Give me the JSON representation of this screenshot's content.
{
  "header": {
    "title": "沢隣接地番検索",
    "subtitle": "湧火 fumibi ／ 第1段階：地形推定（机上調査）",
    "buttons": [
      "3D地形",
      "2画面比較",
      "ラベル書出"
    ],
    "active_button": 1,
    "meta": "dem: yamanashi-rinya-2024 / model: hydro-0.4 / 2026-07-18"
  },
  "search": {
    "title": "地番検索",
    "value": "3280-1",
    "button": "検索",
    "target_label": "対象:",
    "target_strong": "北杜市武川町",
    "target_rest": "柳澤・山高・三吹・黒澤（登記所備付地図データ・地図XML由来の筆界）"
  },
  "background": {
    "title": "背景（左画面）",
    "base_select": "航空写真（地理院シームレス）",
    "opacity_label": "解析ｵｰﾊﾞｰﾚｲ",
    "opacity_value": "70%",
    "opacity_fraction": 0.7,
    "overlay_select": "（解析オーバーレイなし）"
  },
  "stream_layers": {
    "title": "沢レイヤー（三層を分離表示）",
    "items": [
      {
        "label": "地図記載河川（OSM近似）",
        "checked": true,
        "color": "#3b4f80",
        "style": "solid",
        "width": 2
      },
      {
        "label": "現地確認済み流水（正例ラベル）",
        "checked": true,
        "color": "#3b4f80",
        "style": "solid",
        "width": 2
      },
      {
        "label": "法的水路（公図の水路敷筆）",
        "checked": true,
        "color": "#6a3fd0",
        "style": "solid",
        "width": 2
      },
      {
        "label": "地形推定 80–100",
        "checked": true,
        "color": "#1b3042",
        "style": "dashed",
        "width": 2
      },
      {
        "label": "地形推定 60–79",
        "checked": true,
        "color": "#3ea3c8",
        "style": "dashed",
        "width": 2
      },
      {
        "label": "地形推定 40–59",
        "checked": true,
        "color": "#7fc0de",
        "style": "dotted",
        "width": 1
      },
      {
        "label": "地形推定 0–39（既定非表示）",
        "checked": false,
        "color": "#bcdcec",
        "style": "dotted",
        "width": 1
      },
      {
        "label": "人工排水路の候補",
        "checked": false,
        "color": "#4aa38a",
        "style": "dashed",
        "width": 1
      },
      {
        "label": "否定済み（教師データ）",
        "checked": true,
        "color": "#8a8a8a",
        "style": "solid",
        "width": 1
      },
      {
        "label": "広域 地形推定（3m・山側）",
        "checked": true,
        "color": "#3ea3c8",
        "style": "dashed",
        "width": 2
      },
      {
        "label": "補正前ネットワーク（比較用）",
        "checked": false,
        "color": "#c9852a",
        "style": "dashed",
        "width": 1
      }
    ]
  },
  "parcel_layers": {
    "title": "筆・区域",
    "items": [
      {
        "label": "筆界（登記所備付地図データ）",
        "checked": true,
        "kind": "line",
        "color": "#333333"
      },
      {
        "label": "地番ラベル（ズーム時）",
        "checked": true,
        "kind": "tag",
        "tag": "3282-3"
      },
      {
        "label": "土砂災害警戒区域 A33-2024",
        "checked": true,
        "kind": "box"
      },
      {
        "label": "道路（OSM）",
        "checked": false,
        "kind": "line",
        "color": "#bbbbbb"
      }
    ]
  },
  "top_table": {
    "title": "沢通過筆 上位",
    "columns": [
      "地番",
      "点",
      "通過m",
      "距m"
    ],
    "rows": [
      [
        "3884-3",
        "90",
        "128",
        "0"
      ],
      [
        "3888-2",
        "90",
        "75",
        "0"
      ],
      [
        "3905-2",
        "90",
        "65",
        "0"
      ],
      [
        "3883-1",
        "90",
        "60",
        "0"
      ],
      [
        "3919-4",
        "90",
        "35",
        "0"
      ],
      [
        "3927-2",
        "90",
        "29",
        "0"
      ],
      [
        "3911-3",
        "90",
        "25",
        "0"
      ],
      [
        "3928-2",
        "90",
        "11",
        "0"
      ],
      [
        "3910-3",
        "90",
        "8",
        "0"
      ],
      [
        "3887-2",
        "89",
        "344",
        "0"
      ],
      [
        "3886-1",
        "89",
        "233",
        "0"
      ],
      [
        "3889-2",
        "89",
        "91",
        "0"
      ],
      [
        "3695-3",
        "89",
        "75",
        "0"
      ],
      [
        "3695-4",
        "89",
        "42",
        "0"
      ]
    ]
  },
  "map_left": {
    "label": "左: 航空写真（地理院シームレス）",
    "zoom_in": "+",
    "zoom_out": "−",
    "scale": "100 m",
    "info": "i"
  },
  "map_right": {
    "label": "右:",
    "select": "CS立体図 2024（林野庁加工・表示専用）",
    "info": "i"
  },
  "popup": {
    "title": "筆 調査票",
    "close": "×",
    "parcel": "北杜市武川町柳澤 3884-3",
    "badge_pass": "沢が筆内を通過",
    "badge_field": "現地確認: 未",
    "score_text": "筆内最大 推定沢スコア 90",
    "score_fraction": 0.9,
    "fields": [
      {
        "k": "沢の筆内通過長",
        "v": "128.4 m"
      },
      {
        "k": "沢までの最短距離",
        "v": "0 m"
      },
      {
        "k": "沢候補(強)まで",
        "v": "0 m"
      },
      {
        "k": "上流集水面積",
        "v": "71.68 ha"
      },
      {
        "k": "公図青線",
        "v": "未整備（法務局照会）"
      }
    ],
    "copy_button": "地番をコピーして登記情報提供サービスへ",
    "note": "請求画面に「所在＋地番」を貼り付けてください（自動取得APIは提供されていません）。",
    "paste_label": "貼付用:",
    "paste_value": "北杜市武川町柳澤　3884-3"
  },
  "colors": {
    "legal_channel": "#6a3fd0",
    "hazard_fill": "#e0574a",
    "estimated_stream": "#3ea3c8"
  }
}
• • • •
> GOAL OF THE EXERCISE:
Write out every line of the material again, exactly as it reads.

> THE SOLUTION:
Give me the JSON representation of this screenshot's content.
{
  "header": {
    "title": "沢隣接地番検索",
    "subtitle": "湧火 fumibi ／ 第1段階：地形推定（机上調査）",
    "buttons": [
      "3D地形",
      "2画面比較",
      "ラベル書出"
    ],
    "active_button": 1,
    "meta": "dem: yamanashi-rinya-2024 / model: hydro-0.4 / 2026-07-18"
  },
  "search": {
    "title": "地番検索",
    "value": "3280-1",
    "button": "検索",
    "target_label": "対象:",
    "target_strong": "北杜市武川町",
    "target_rest": "柳澤・山高・三吹・黒澤（登記所備付地図データ・地図XML由来の筆界）"
  },
  "background": {
    "title": "背景（左画面）",
    "base_select": "航空写真（地理院シームレス）",
    "opacity_label": "解析ｵｰﾊﾞｰﾚｲ",
    "opacity_value": "70%",
    "opacity_fraction": 0.7,
    "overlay_select": "（解析オーバーレイなし）"
  },
  "stream_layers": {
    "title": "沢レイヤー（三層を分離表示）",
    "items": [
      {
        "label": "地図記載河川（OSM近似）",
        "checked": true,
        "color": "#3b4f80",
        "style": "solid",
        "width": 2
      },
      {
        "label": "現地確認済み流水（正例ラベル）",
        "checked": true,
        "color": "#3b4f80",
        "style": "solid",
        "width": 2
      },
      {
        "label": "法的水路（公図の水路敷筆）",
        "checked": true,
        "color": "#6a3fd0",
        "style": "solid",
        "width": 2
      },
      {
        "label": "地形推定 80–100",
        "checked": true,
        "color": "#1b3042",
        "style": "dashed",
        "width": 2
      },
      {
        "label": "地形推定 60–79",
        "checked": true,
        "color": "#3ea3c8",
        "style": "dashed",
        "width": 2
      },
      {
        "label": "地形推定 40–59",
        "checked": true,
        "color": "#7fc0de",
        "style": "dotted",
        "width": 1
      },
      {
        "label": "地形推定 0–39（既定非表示）",
        "checked": false,
        "color": "#bcdcec",
        "style": "dotted",
        "width": 1
      },
      {
        "label": "人工排水路の候補",
        "checked": false,
        "color": "#4aa38a",
        "style": "dashed",
        "width": 1
      },
      {
        "label": "否定済み（教師データ）",
        "checked": true,
        "color": "#8a8a8a",
        "style": "solid",
        "width": 1
      },
      {
        "label": "広域 地形推定（3m・山側）",
        "checked": true,
        "color": "#3ea3c8",
        "style": "dashed",
        "width": 2
      },
      {
        "label": "補正前ネットワーク（比較用）",
        "checked": false,
        "color": "#c9852a",
        "style": "dashed",
        "width": 1
      }
    ]
  },
  "parcel_layers": {
    "title": "筆・区域",
    "items": [
      {
        "label": "筆界（登記所備付地図データ）",
        "checked": true,
        "kind": "line",
        "color": "#333333"
      },
      {
        "label": "地番ラベル（ズーム時）",
        "checked": true,
        "kind": "tag",
        "tag": "3282-3"
      },
      {
        "label": "土砂災害警戒区域 A33-2024",
        "checked": true,
        "kind": "box"
      },
      {
        "label": "道路（OSM）",
        "checked": false,
        "kind": "line",
        "color": "#bbbbbb"
      }
    ]
  },
  "top_table": {
    "title": "沢通過筆 上位",
    "columns": [
      "地番",
      "点",
      "通過m",
      "距m"
    ],
    "rows": [
      [
        "3884-3",
        "90",
        "128",
        "0"
      ],
      [
        "3888-2",
        "90",
        "75",
        "0"
      ],
      [
        "3905-2",
        "90",
        "65",
        "0"
      ],
      [
        "3883-1",
        "90",
        "60",
        "0"
      ],
      [
        "3919-4",
        "90",
        "35",
        "0"
      ],
      [
        "3927-2",
        "90",
        "29",
        "0"
      ],
      [
        "3911-3",
        "90",
        "25",
        "0"
      ],
      [
        "3928-2",
        "90",
        "11",
        "0"
      ],
      [
        "3910-3",
        "90",
        "8",
        "0"
      ],
      [
        "3887-2",
        "89",
        "344",
        "0"
      ],
      [
        "3886-1",
        "89",
        "233",
        "0"
      ],
      [
        "3889-2",
        "89",
        "91",
        "0"
      ],
      [
        "3695-3",
        "89",
        "75",
        "0"
      ],
      [
        "3695-4",
        "89",
        "42",
        "0"
      ]
    ]
  },
  "map_left": {
    "label": "左: 航空写真（地理院シームレス）",
    "zoom_in": "+",
    "zoom_out": "−",
    "scale": "100 m",
    "info": "i"
  },
  "map_right": {
    "label": "右:",
    "select": "CS立体図 2024（林野庁加工・表示専用）",
    "info": "i"
  },
  "popup": {
    "title": "筆 調査票",
    "close": "×",
    "parcel": "北杜市武川町柳澤 3884-3",
    "badge_pass": "沢が筆内を通過",
    "badge_field": "現地確認: 未",
    "score_text": "筆内最大 推定沢スコア 90",
    "score_fraction": 0.9,
    "fields": [
      {
        "k": "沢の筆内通過長",
        "v": "128.4 m"
      },
      {
        "k": "沢までの最短距離",
        "v": "0 m"
      },
      {
        "k": "沢候補(強)まで",
        "v": "0 m"
      },
      {
        "k": "上流集水面積",
        "v": "71.68 ha"
      },
      {
        "k": "公図青線",
        "v": "未整備（法務局照会）"
      }
    ],
    "copy_button": "地番をコピーして登記情報提供サービスへ",
    "note": "請求画面に「所在＋地番」を貼り付けてください（自動取得APIは提供されていません）。",
    "paste_label": "貼付用:",
    "paste_value": "北杜市武川町柳澤　3884-3"
  },
  "colors": {
    "legal_channel": "#6a3fd0",
    "hazard_fill": "#e0574a",
    "estimated_stream": "#3ea3c8"
  }
}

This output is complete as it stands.